**Directions for this task:** Scan the data beneath this task and copy each line that includes "University".

**Records for this exercise:**
◇ ◇ ◇ ◇ ◇
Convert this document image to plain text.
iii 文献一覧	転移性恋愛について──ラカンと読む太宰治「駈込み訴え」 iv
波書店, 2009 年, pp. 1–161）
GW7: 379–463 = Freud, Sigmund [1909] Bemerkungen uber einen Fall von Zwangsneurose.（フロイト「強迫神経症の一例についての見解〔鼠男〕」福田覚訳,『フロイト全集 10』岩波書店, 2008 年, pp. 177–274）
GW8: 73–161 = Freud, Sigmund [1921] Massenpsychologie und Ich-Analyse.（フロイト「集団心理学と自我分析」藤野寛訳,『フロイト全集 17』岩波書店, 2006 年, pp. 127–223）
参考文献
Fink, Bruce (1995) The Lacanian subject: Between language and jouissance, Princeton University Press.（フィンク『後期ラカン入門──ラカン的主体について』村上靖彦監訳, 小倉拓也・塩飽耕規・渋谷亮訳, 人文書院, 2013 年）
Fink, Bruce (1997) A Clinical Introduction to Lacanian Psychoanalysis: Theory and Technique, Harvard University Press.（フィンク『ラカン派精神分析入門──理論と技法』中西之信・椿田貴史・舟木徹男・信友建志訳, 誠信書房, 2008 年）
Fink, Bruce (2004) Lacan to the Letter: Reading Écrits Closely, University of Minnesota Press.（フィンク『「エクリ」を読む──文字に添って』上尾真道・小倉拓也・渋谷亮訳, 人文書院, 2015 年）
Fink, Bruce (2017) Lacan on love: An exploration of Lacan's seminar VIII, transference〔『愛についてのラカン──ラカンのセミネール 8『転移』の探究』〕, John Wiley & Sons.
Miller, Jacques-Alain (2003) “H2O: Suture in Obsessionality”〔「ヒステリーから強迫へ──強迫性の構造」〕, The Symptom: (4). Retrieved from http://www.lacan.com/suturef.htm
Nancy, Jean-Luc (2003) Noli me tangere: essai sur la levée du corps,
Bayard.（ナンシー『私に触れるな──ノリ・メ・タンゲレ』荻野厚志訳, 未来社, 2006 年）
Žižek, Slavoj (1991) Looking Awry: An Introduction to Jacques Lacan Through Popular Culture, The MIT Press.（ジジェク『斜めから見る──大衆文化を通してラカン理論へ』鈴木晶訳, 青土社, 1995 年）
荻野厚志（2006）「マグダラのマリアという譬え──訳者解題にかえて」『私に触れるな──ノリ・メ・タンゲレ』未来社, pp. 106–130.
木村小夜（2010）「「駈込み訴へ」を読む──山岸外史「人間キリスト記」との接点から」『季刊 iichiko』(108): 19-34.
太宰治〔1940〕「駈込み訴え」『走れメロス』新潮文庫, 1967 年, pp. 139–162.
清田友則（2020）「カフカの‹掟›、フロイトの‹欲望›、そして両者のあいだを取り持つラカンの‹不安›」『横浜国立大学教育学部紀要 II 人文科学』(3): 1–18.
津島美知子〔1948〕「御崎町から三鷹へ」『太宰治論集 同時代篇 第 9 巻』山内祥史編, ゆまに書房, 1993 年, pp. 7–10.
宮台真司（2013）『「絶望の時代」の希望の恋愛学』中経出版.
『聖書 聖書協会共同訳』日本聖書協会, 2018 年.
◇ ◇ ◇ ◇ ◇
**Solved problem:**
Fink, Bruce (1995) The Lacanian subject: Between language and jouissance, Princeton University Press.（フィンク『後期ラカン入門──ラカン的主体について』村上靖彦監訳, 小倉拓也・塩飽耕規・渋谷亮訳, 人文書院, 2013 年）
Fink, Bruce (1997) A Clinical Introduction to Lacanian Psychoanalysis: Theory and Technique, Harvard University Press.（フィンク『ラカン派精神分析入門──理論と技法』中西之信・椿田貴史・舟木徹男・信友建志訳, 誠信書房, 2008 年）
Fink, Bruce (2004) Lacan to the Letter: Reading Écrits Closely, University of Minnesota Press.（フィンク『「エクリ」を読む──文字に添って』上尾真道・小倉拓也・渋谷亮訳, 人文書院, 2015 年）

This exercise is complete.